Task statement:
Read the lines below. Copy out any that hold the string "title".

### Records provided

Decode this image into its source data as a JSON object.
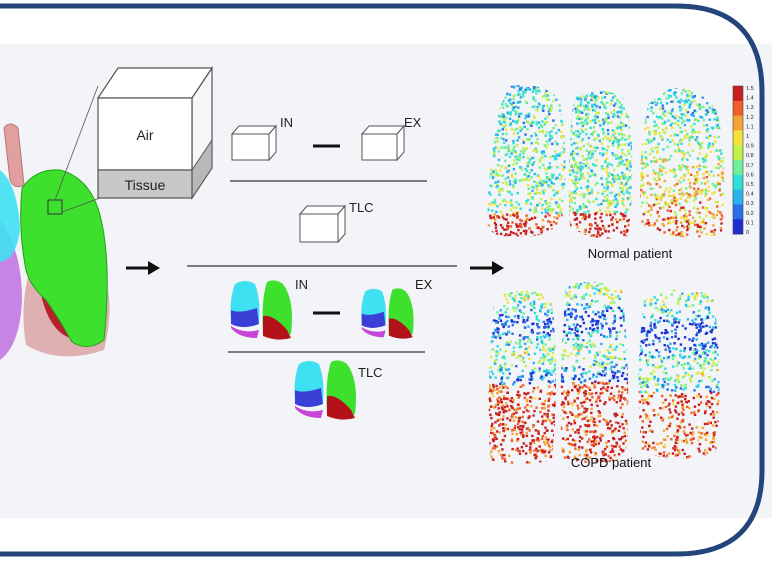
{
  "cube": {
    "air_label": "Air",
    "tissue_label": "Tissue"
  },
  "formula_top": {
    "in_label": "IN",
    "ex_label": "EX",
    "tlc_label": "TLC"
  },
  "formula_bottom": {
    "in_label": "IN",
    "ex_label": "EX",
    "tlc_label": "TLC"
  },
  "results": {
    "normal_label": "Normal patient",
    "copd_label": "COPD patient"
  },
  "colorbar": {
    "ticks": [
      "1.5",
      "1.4",
      "1.3",
      "1.2",
      "1.1",
      "1",
      "0.9",
      "0.8",
      "0.7",
      "0.6",
      "0.5",
      "0.4",
      "0.3",
      "0.2",
      "0.1",
      "0"
    ],
    "colors": [
      "#1d2fd0",
      "#2a6ee8",
      "#29b2ee",
      "#2fe0d8",
      "#6ef09a",
      "#c2f04a",
      "#f2e23a",
      "#f6a331",
      "#ef5e2b",
      "#c91e1e"
    ]
  },
  "lobe_colors": {
    "right_upper": "#3fe0f2",
    "right_middle": "#3b3fd6",
    "right_lower": "#c646d8",
    "left_upper": "#3de02d",
    "left_lower": "#b3121b"
  }
}
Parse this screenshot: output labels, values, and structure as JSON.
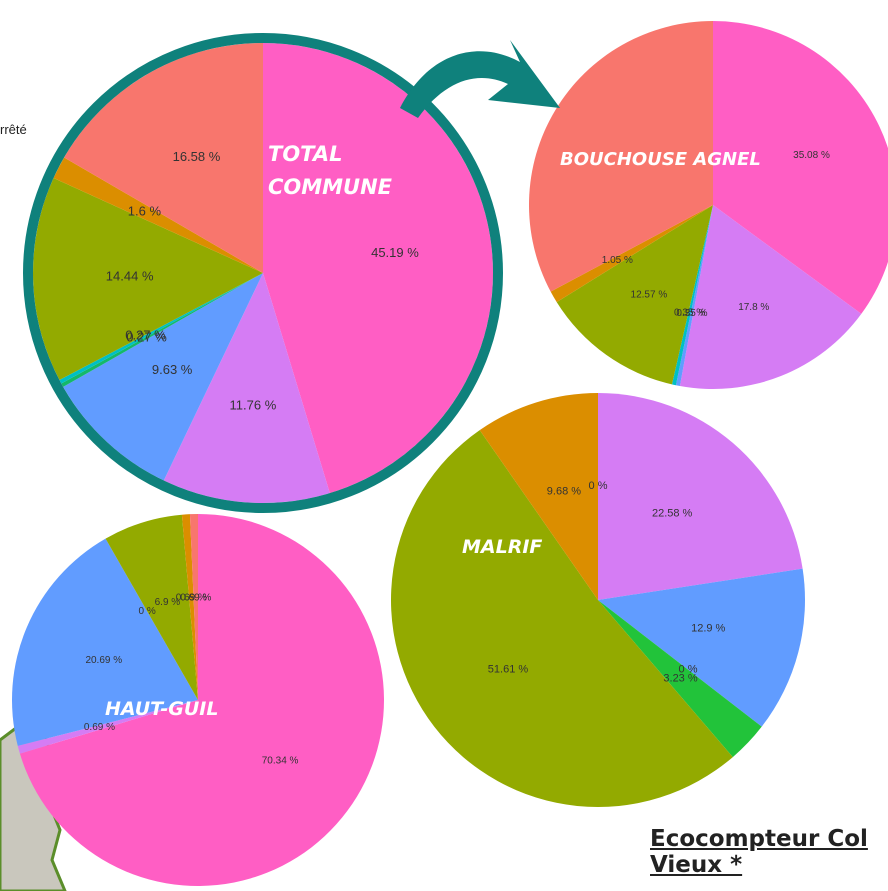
{
  "header": {
    "fragment": "rrêté"
  },
  "footer": {
    "title": "Ecocompteur Col Vieux *"
  },
  "chart_data": [
    {
      "type": "pie",
      "title": "TOTAL COMMUNE",
      "series": [
        {
          "colors": [
            "#ff5ec4",
            "#d57cf4",
            "#619cff",
            "#14b86a",
            "#00bfc4",
            "#93aa00",
            "#db8e00",
            "#f8766d"
          ],
          "values": [
            45.19,
            11.76,
            9.63,
            0.27,
            0.27,
            14.44,
            1.6,
            16.58
          ],
          "value_labels": [
            "45.19 %",
            "11.76 %",
            "9.63 %",
            "0.27 %",
            "0.27 %",
            "14.44 %",
            "1.6 %",
            "16.58 %"
          ]
        }
      ]
    },
    {
      "type": "pie",
      "title": "BOUCHOUSE AGNEL",
      "series": [
        {
          "colors": [
            "#ff5ec4",
            "#d57cf4",
            "#619cff",
            "#00bfc4",
            "#93aa00",
            "#db8e00",
            "#f8766d"
          ],
          "values": [
            35.08,
            17.8,
            0.35,
            0.35,
            12.57,
            1.05,
            32.8
          ],
          "value_labels": [
            "35.08 %",
            "17.8 %",
            "0.35 %",
            "0.35 %",
            "12.57 %",
            "1.05 %",
            null
          ]
        }
      ]
    },
    {
      "type": "pie",
      "title": "MALRIF",
      "series": [
        {
          "colors": [
            "#d57cf4",
            "#619cff",
            "#00bfc4",
            "#22c33a",
            "#93aa00",
            "#db8e00",
            "#ff5ec4"
          ],
          "values": [
            22.58,
            12.9,
            0,
            3.23,
            51.61,
            9.68,
            0
          ],
          "value_labels": [
            "22.58 %",
            "12.9 %",
            "0 %",
            "3.23 %",
            "51.61 %",
            "9.68 %",
            "0 %"
          ]
        }
      ]
    },
    {
      "type": "pie",
      "title": "HAUT-GUIL",
      "series": [
        {
          "colors": [
            "#ff5ec4",
            "#d57cf4",
            "#619cff",
            "#00bfc4",
            "#93aa00",
            "#db8e00",
            "#f8766d"
          ],
          "values": [
            70.34,
            0.69,
            20.69,
            0,
            6.9,
            0.69,
            0.69
          ],
          "value_labels": [
            "70.34 %",
            "0.69 %",
            "20.69 %",
            "0 %",
            "6.9 %",
            "0.69 %",
            "0.69 %"
          ]
        }
      ]
    }
  ]
}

######

The reply:
    "title": "Ecocompteur Col Vieux *"
      "title": "TOTAL COMMUNE",
      "title": "BOUCHOUSE AGNEL",
      "title": "MALRIF",
      "title": "HAUT-GUIL",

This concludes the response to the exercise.